--- begin Entries ---
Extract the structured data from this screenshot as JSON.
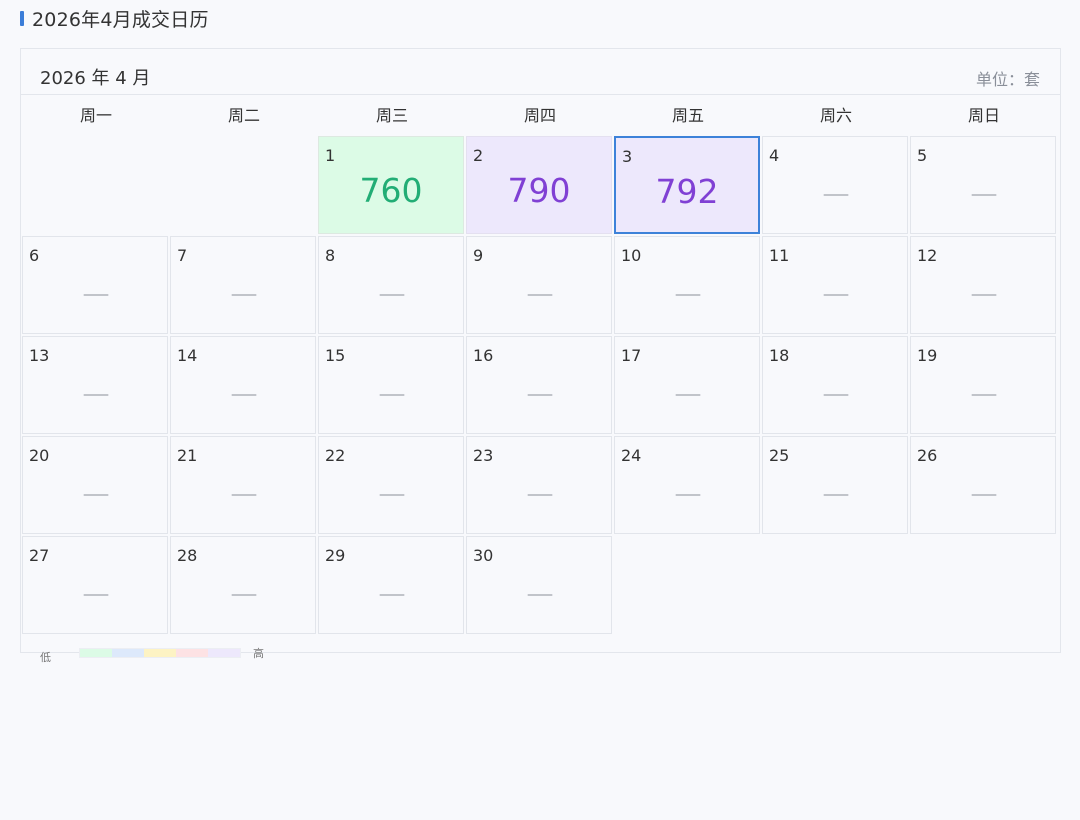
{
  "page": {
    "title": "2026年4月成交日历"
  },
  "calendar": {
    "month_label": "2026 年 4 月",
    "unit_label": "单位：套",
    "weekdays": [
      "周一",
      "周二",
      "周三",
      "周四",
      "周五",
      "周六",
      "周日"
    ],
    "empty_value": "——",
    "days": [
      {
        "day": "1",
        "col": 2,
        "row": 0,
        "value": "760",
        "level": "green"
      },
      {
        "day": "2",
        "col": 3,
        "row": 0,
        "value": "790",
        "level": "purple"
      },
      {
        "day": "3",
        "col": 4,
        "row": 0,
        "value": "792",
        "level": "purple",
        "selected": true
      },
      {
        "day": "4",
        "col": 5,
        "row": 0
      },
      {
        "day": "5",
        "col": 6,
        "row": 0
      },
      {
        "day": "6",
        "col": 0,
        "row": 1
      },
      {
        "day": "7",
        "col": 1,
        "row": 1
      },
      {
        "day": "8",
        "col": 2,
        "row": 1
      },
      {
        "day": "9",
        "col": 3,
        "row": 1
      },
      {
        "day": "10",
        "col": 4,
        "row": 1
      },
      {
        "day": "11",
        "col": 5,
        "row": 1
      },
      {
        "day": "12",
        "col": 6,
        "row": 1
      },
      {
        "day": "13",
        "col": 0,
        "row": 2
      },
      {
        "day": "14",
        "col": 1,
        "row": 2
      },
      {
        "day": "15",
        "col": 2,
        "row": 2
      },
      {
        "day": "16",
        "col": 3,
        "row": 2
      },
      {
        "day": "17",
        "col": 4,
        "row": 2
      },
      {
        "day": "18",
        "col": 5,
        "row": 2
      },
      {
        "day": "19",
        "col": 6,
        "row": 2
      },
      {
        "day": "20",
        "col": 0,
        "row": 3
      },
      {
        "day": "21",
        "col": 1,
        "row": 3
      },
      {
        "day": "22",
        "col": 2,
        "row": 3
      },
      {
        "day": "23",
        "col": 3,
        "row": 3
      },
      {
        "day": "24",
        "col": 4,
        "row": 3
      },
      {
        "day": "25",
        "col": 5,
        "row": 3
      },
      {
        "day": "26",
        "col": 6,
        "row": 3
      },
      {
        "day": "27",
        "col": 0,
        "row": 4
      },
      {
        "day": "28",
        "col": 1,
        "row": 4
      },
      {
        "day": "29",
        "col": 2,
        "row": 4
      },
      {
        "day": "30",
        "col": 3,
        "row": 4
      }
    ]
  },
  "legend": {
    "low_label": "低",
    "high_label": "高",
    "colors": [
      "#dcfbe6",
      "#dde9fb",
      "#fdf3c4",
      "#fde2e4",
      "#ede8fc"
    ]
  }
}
--- end Entries ---
Collect every line above that contains the word "level".

- Result of this task
        "level": "green"
        "level": "purple"
        "level": "purple",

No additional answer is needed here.